Repeat the whole listing exactly as written.

________

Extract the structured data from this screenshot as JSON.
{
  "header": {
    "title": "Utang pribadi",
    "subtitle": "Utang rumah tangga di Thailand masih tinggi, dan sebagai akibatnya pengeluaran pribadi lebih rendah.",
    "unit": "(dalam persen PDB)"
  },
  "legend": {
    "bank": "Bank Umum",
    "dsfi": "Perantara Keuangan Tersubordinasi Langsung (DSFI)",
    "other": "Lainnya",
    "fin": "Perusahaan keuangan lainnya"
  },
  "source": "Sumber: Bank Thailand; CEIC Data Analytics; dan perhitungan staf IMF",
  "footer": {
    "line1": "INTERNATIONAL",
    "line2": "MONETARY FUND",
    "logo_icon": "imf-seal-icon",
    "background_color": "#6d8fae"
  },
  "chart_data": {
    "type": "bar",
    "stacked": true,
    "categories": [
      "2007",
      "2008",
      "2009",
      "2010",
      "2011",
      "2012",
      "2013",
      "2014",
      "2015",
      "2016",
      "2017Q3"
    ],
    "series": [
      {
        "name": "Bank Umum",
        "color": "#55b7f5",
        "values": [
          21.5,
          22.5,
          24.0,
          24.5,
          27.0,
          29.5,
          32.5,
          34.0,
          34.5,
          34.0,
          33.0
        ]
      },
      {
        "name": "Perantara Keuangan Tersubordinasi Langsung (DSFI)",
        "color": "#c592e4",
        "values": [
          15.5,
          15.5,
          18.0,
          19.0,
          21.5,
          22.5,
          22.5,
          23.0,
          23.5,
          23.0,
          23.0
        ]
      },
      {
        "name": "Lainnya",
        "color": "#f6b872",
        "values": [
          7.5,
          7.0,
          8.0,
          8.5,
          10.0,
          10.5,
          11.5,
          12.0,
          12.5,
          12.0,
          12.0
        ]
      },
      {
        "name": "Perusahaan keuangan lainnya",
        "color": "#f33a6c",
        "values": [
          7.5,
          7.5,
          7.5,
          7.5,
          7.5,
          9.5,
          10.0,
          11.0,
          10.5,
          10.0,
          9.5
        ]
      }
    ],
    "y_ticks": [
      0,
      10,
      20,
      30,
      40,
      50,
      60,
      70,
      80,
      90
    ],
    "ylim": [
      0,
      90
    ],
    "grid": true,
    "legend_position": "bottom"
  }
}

________

* **Answer in full**:
Extract the structured data from this screenshot as JSON.
{
  "header": {
    "title": "Utang pribadi",
    "subtitle": "Utang rumah tangga di Thailand masih tinggi, dan sebagai akibatnya pengeluaran pribadi lebih rendah.",
    "unit": "(dalam persen PDB)"
  },
  "legend": {
    "bank": "Bank Umum",
    "dsfi": "Perantara Keuangan Tersubordinasi Langsung (DSFI)",
    "other": "Lainnya",
    "fin": "Perusahaan keuangan lainnya"
  },
  "source": "Sumber: Bank Thailand; CEIC Data Analytics; dan perhitungan staf IMF",
  "footer": {
    "line1": "INTERNATIONAL",
    "line2": "MONETARY FUND",
    "logo_icon": "imf-seal-icon",
    "background_color": "#6d8fae"
  },
  "chart_data": {
    "type": "bar",
    "stacked": true,
    "categories": [
      "2007",
      "2008",
      "2009",
      "2010",
      "2011",
      "2012",
      "2013",
      "2014",
      "2015",
      "2016",
      "2017Q3"
    ],
    "series": [
      {
        "name": "Bank Umum",
        "color": "#55b7f5",
        "values": [
          21.5,
          22.5,
          24.0,
          24.5,
          27.0,
          29.5,
          32.5,
          34.0,
          34.5,
          34.0,
          33.0
        ]
      },
      {
        "name": "Perantara Keuangan Tersubordinasi Langsung (DSFI)",
        "color": "#c592e4",
        "values": [
          15.5,
          15.5,
          18.0,
          19.0,
          21.5,
          22.5,
          22.5,
          23.0,
          23.5,
          23.0,
          23.0
        ]
      },
      {
        "name": "Lainnya",
        "color": "#f6b872",
        "values": [
          7.5,
          7.0,
          8.0,
          8.5,
          10.0,
          10.5,
          11.5,
          12.0,
          12.5,
          12.0,
          12.0
        ]
      },
      {
        "name": "Perusahaan keuangan lainnya",
        "color": "#f33a6c",
        "values": [
          7.5,
          7.5,
          7.5,
          7.5,
          7.5,
          9.5,
          10.0,
          11.0,
          10.5,
          10.0,
          9.5
        ]
      }
    ],
    "y_ticks": [
      0,
      10,
      20,
      30,
      40,
      50,
      60,
      70,
      80,
      90
    ],
    "ylim": [
      0,
      90
    ],
    "grid": true,
    "legend_position": "bottom"
  }
}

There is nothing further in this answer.